YOUR GOAL => Collect all lines below with the string "JSON".

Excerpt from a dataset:
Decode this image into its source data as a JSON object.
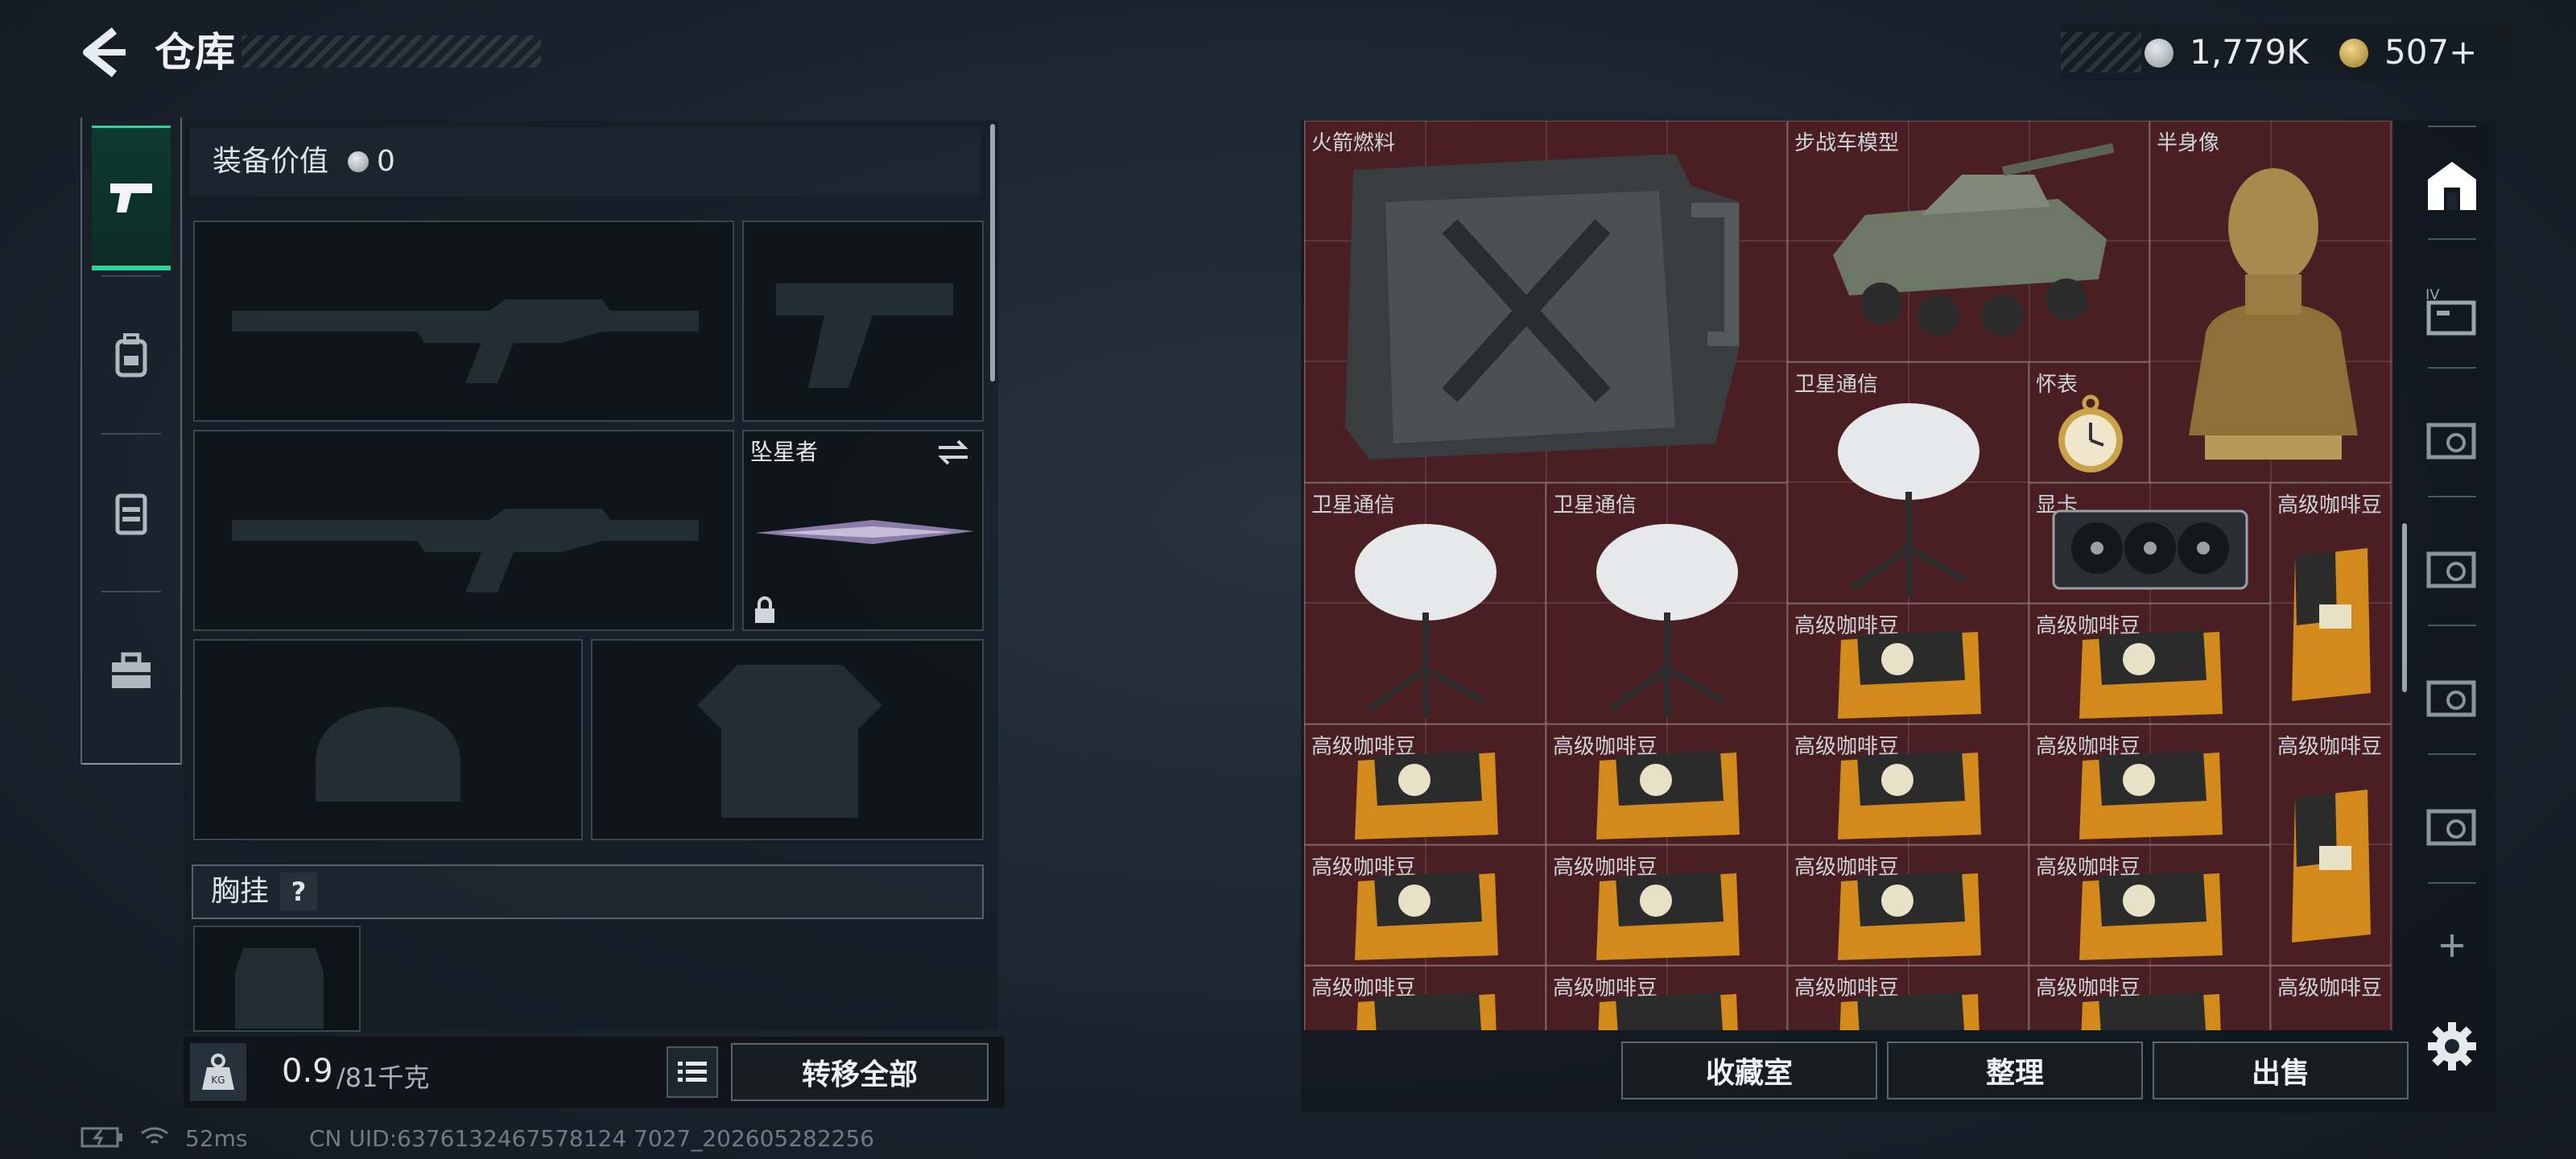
{
  "header": {
    "title": "仓库"
  },
  "currency": [
    {
      "amount": "1,779K",
      "icon": "silver-coin-icon",
      "color": "#b8c0c6"
    },
    {
      "amount": "507+",
      "icon": "gold-triangle-coin-icon",
      "color": "#c9a24a"
    }
  ],
  "left_tabs": [
    {
      "icon": "pistol-icon",
      "active": true
    },
    {
      "icon": "backpack-icon",
      "active": false
    },
    {
      "icon": "vest-icon",
      "active": false
    },
    {
      "icon": "toolbox-icon",
      "active": false
    }
  ],
  "equipment": {
    "value_label": "装备价值",
    "value": "0",
    "melee_label": "坠星者",
    "chest_label": "胸挂",
    "chest_help": "?"
  },
  "capacity": {
    "current": "0.9",
    "max": "/81千克"
  },
  "buttons": {
    "transfer_all": "转移全部",
    "collection": "收藏室",
    "organize": "整理",
    "sell": "出售"
  },
  "warehouse_items": [
    "火箭燃料",
    "步战车模型",
    "半身像",
    "卫星通信",
    "怀表",
    "卫星通信",
    "卫星通信",
    "显卡",
    "高级咖啡豆",
    "高级咖啡豆",
    "高级咖啡豆",
    "高级咖啡豆",
    "高级咖啡豆",
    "高级咖啡豆",
    "高级咖啡豆",
    "高级咖啡豆",
    "高级咖啡豆",
    "高级咖啡豆",
    "高级咖啡豆",
    "高级咖啡豆",
    "高级咖啡豆",
    "高级咖啡豆",
    "高级咖啡豆",
    "高级咖啡豆",
    "高级咖啡豆"
  ],
  "right_tabs": [
    {
      "icon": "stash-home-icon",
      "active": true
    },
    {
      "icon": "storage-box-icon-4"
    },
    {
      "icon": "storage-box-icon"
    },
    {
      "icon": "storage-box-icon"
    },
    {
      "icon": "storage-box-icon"
    },
    {
      "icon": "storage-box-icon"
    }
  ],
  "status": {
    "ping": "52ms",
    "uid": "CN UID:6376132467578124 7027_202605282256"
  }
}
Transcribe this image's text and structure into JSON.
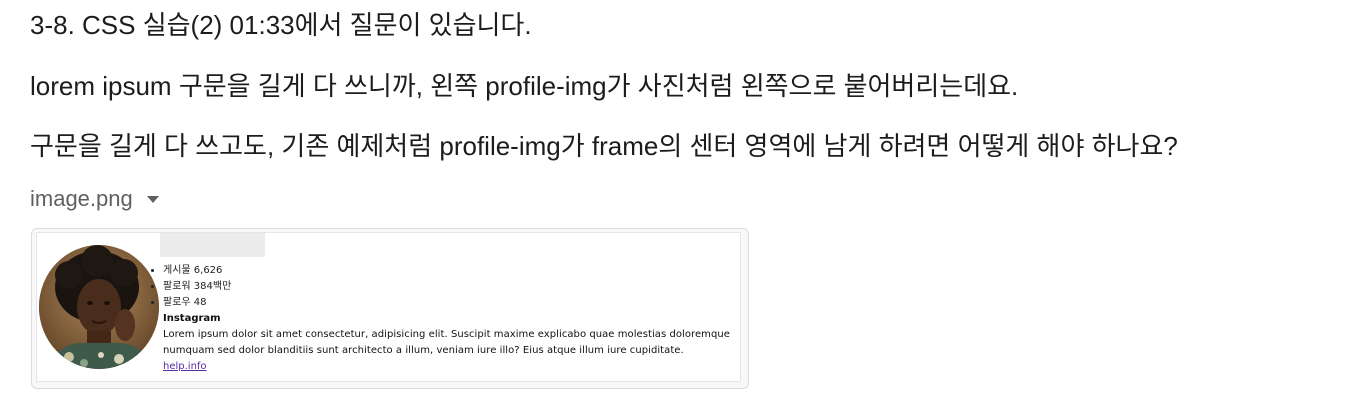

FINAL RESULT =>
Decode this image into its source data as a JSON object.
Transcribe this image's text and structure into JSON.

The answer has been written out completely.